WORK TO COMPLETE:
Transcribe the records that follow. Keep every word exactly, and drop the pictures.

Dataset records
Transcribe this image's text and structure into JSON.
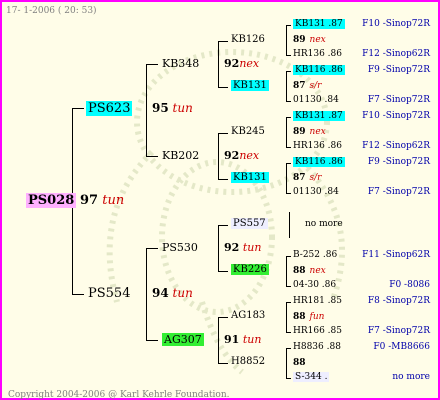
{
  "header": "17-  1-2006 ( 20: 53)",
  "footer": "Copyright 2004-2006 @ Karl Kehrle Foundation.",
  "root": {
    "id": "PS028",
    "num": "97",
    "tag": "tun"
  },
  "g1": [
    {
      "id": "PS623",
      "num": "95",
      "tag": "tun"
    },
    {
      "id": "PS554",
      "num": "94",
      "tag": "tun"
    }
  ],
  "g2": [
    {
      "id": "KB348",
      "num": "92",
      "tag": "nex"
    },
    {
      "id": "KB202",
      "num": "92",
      "tag": "nex"
    },
    {
      "id": "PS530",
      "num": "92",
      "tag": "tun"
    },
    {
      "id": "AG307",
      "num": "91",
      "tag": "tun"
    }
  ],
  "g3": [
    {
      "id": "KB126"
    },
    {
      "id": "KB131"
    },
    {
      "id": "KB245"
    },
    {
      "id": "KB131"
    },
    {
      "id": "PS557"
    },
    {
      "id": "KB226"
    },
    {
      "id": "AG183"
    },
    {
      "id": "H8852"
    }
  ],
  "g4": [
    {
      "id": "KB131 .87",
      "right": "F10 -Sinop72R"
    },
    {
      "id": "89",
      "tag": "nex",
      "right": ""
    },
    {
      "id": "HR136 .86",
      "right": "F12 -Sinop62R"
    },
    {
      "id": "KB116 .86",
      "right": "F9 -Sinop72R"
    },
    {
      "id": "87",
      "tag": "s/r",
      "right": ""
    },
    {
      "id": "01130 .84",
      "right": "F7 -Sinop72R"
    },
    {
      "id": "KB131 .87",
      "right": "F10 -Sinop72R"
    },
    {
      "id": "89",
      "tag": "nex",
      "right": ""
    },
    {
      "id": "HR136 .86",
      "right": "F12 -Sinop62R"
    },
    {
      "id": "KB116 .86",
      "right": "F9 -Sinop72R"
    },
    {
      "id": "87",
      "tag": "s/r",
      "right": ""
    },
    {
      "id": "01130 .84",
      "right": "F7 -Sinop72R"
    },
    {
      "id": "no more",
      "right": ""
    },
    {
      "id": "B-252 .86",
      "right": "F11 -Sinop62R"
    },
    {
      "id": "88",
      "tag": "nex",
      "right": ""
    },
    {
      "id": "04-30 .86",
      "right": "F0 -8086"
    },
    {
      "id": "HR181 .85",
      "right": "F8 -Sinop72R"
    },
    {
      "id": "88",
      "tag": "fun",
      "right": ""
    },
    {
      "id": "HR166 .85",
      "right": "F7 -Sinop72R"
    },
    {
      "id": "H8836 .88",
      "right": "F0 -MB8666"
    },
    {
      "id": "88",
      "tag": "",
      "right": ""
    },
    {
      "id": "S-344 .",
      "right": "no more"
    }
  ]
}
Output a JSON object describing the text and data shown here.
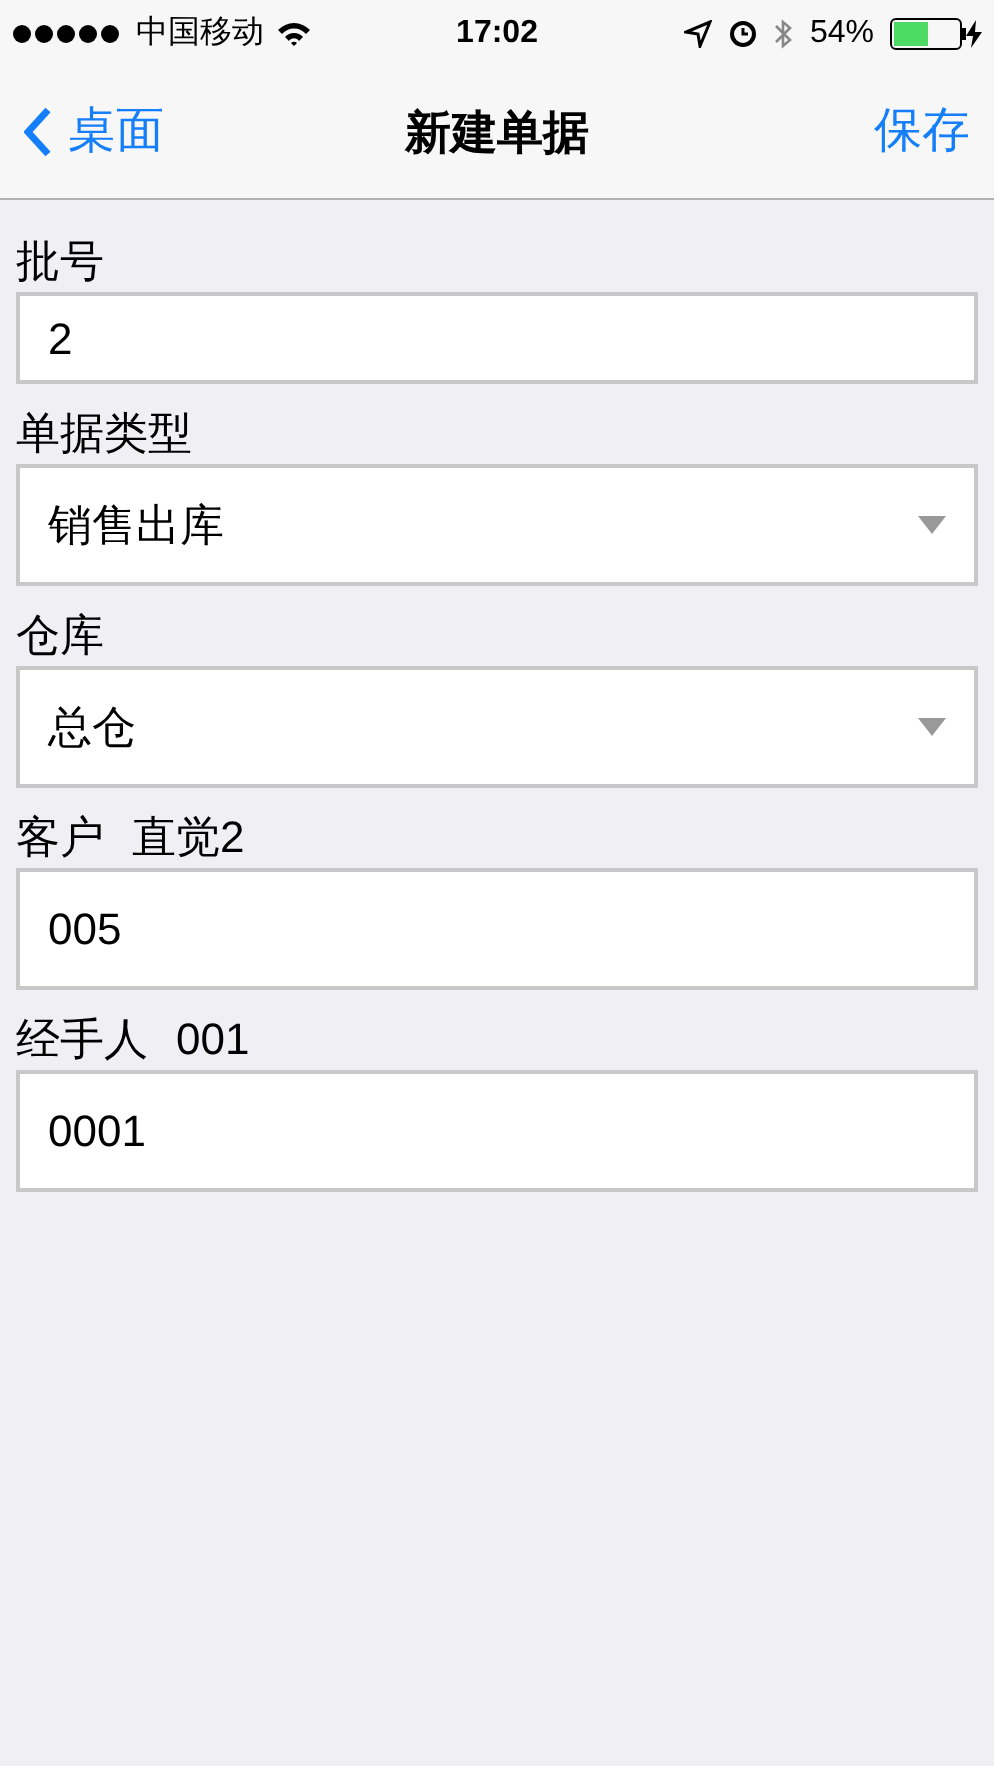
{
  "status_bar": {
    "carrier": "中国移动",
    "time": "17:02",
    "battery": "54%"
  },
  "nav": {
    "back": "桌面",
    "title": "新建单据",
    "action": "保存"
  },
  "fields": [
    {
      "kind": "text",
      "label": "批号",
      "value": "2"
    },
    {
      "kind": "select",
      "label": "单据类型",
      "value": "销售出库"
    },
    {
      "kind": "select",
      "label": "仓库",
      "value": "总仓"
    },
    {
      "kind": "text",
      "label": "客户",
      "note": "直觉2",
      "value": "005"
    },
    {
      "kind": "text",
      "label": "经手人",
      "note": "001",
      "value": "0001"
    }
  ]
}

RESULT:
Transcribe this image's text and structure into JSON.
{
  "header": "17-  1-2006 ( 20: 53)",
  "footer": "Copyright 2004-2006 @ Karl Kehrle Foundation.",
  "root": {
    "id": "PS028",
    "num": "97",
    "tag": "tun"
  },
  "g1": [
    {
      "id": "PS623",
      "num": "95",
      "tag": "tun"
    },
    {
      "id": "PS554",
      "num": "94",
      "tag": "tun"
    }
  ],
  "g2": [
    {
      "id": "KB348",
      "num": "92",
      "tag": "nex"
    },
    {
      "id": "KB202",
      "num": "92",
      "tag": "nex"
    },
    {
      "id": "PS530",
      "num": "92",
      "tag": "tun"
    },
    {
      "id": "AG307",
      "num": "91",
      "tag": "tun"
    }
  ],
  "g3": [
    {
      "id": "KB126"
    },
    {
      "id": "KB131"
    },
    {
      "id": "KB245"
    },
    {
      "id": "KB131"
    },
    {
      "id": "PS557"
    },
    {
      "id": "KB226"
    },
    {
      "id": "AG183"
    },
    {
      "id": "H8852"
    }
  ],
  "g4": [
    {
      "id": "KB131 .87",
      "right": "F10 -Sinop72R"
    },
    {
      "id": "89",
      "tag": "nex",
      "right": ""
    },
    {
      "id": "HR136 .86",
      "right": "F12 -Sinop62R"
    },
    {
      "id": "KB116 .86",
      "right": "F9 -Sinop72R"
    },
    {
      "id": "87",
      "tag": "s/r",
      "right": ""
    },
    {
      "id": "01130 .84",
      "right": "F7 -Sinop72R"
    },
    {
      "id": "KB131 .87",
      "right": "F10 -Sinop72R"
    },
    {
      "id": "89",
      "tag": "nex",
      "right": ""
    },
    {
      "id": "HR136 .86",
      "right": "F12 -Sinop62R"
    },
    {
      "id": "KB116 .86",
      "right": "F9 -Sinop72R"
    },
    {
      "id": "87",
      "tag": "s/r",
      "right": ""
    },
    {
      "id": "01130 .84",
      "right": "F7 -Sinop72R"
    },
    {
      "id": "no more",
      "right": ""
    },
    {
      "id": "B-252 .86",
      "right": "F11 -Sinop62R"
    },
    {
      "id": "88",
      "tag": "nex",
      "right": ""
    },
    {
      "id": "04-30 .86",
      "right": "F0 -8086"
    },
    {
      "id": "HR181 .85",
      "right": "F8 -Sinop72R"
    },
    {
      "id": "88",
      "tag": "fun",
      "right": ""
    },
    {
      "id": "HR166 .85",
      "right": "F7 -Sinop72R"
    },
    {
      "id": "H8836 .88",
      "right": "F0 -MB8666"
    },
    {
      "id": "88",
      "tag": "",
      "right": ""
    },
    {
      "id": "S-344 .",
      "right": "no more"
    }
  ]
}
Output a JSON object describing the text and data shown here.
{
  "status_bar": {
    "carrier": "中国移动",
    "time": "17:02",
    "battery": "54%"
  },
  "nav": {
    "back": "桌面",
    "title": "新建单据",
    "action": "保存"
  },
  "fields": [
    {
      "kind": "text",
      "label": "批号",
      "value": "2"
    },
    {
      "kind": "select",
      "label": "单据类型",
      "value": "销售出库"
    },
    {
      "kind": "select",
      "label": "仓库",
      "value": "总仓"
    },
    {
      "kind": "text",
      "label": "客户",
      "note": "直觉2",
      "value": "005"
    },
    {
      "kind": "text",
      "label": "经手人",
      "note": "001",
      "value": "0001"
    }
  ]
}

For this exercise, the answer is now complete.